Here are some entries; quote each one exactly.

(Records excerpted from a collection)
<<<<
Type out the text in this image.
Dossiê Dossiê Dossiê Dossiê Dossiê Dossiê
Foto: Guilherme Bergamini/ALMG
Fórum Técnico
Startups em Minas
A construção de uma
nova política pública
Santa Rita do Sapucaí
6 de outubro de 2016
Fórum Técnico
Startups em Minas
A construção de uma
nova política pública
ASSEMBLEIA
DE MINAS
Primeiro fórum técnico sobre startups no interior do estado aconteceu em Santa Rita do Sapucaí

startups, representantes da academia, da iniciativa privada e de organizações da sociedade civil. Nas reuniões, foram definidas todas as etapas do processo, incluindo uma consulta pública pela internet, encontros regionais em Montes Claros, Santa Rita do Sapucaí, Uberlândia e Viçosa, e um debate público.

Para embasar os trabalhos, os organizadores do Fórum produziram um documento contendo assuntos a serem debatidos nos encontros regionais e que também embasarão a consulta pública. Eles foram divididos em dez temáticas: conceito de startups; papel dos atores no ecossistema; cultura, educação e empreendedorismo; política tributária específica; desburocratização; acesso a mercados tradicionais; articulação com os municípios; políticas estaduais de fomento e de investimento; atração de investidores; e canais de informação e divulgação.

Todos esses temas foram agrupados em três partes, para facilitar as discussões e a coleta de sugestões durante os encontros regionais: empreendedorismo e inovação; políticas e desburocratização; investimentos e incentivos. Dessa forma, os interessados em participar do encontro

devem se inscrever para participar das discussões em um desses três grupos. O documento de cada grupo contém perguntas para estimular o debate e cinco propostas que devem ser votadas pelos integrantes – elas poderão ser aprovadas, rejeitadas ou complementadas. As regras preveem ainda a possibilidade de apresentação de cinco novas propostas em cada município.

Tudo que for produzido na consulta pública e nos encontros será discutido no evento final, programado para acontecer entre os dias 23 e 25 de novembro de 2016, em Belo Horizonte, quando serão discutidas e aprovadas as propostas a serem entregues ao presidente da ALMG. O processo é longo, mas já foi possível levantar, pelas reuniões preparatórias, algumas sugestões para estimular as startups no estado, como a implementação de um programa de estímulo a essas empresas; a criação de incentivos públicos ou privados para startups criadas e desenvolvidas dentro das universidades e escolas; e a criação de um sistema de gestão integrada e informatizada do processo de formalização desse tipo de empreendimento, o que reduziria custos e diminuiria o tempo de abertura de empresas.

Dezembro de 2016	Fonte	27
>>>>
SOLVED PROBLEM:
Type out the text in this image.
Dossiê Dossiê Dossiê Dossiê Dossiê Dossiê
Foto: Guilherme Bergamini/ALMG
Fórum Técnico
Startups em Minas
A construção de uma
nova política pública
Santa Rita do Sapucaí
6 de outubro de 2016
Fórum Técnico
Startups em Minas
A construção de uma
nova política pública
ASSEMBLEIA
DE MINAS
Primeiro fórum técnico sobre startups no interior do estado aconteceu em Santa Rita do Sapucaí

startups, representantes da academia, da iniciativa privada e de organizações da sociedade civil. Nas reuniões, foram definidas todas as etapas do processo, incluindo uma consulta pública pela internet, encontros regionais em Montes Claros, Santa Rita do Sapucaí, Uberlândia e Viçosa, e um debate público.

Para embasar os trabalhos, os organizadores do Fórum produziram um documento contendo assuntos a serem debatidos nos encontros regionais e que também embasarão a consulta pública. Eles foram divididos em dez temáticas: conceito de startups; papel dos atores no ecossistema; cultura, educação e empreendedorismo; política tributária específica; desburocratização; acesso a mercados tradicionais; articulação com os municípios; políticas estaduais de fomento e de investimento; atração de investidores; e canais de informação e divulgação.

Todos esses temas foram agrupados em três partes, para facilitar as discussões e a coleta de sugestões durante os encontros regionais: empreendedorismo e inovação; políticas e desburocratização; investimentos e incentivos. Dessa forma, os interessados em participar do encontro

devem se inscrever para participar das discussões em um desses três grupos. O documento de cada grupo contém perguntas para estimular o debate e cinco propostas que devem ser votadas pelos integrantes – elas poderão ser aprovadas, rejeitadas ou complementadas. As regras preveem ainda a possibilidade de apresentação de cinco novas propostas em cada município.

Tudo que for produzido na consulta pública e nos encontros será discutido no evento final, programado para acontecer entre os dias 23 e 25 de novembro de 2016, em Belo Horizonte, quando serão discutidas e aprovadas as propostas a serem entregues ao presidente da ALMG. O processo é longo, mas já foi possível levantar, pelas reuniões preparatórias, algumas sugestões para estimular as startups no estado, como a implementação de um programa de estímulo a essas empresas; a criação de incentivos públicos ou privados para startups criadas e desenvolvidas dentro das universidades e escolas; e a criação de um sistema de gestão integrada e informatizada do processo de formalização desse tipo de empreendimento, o que reduziria custos e diminuiria o tempo de abertura de empresas.

Dezembro de 2016	Fonte	27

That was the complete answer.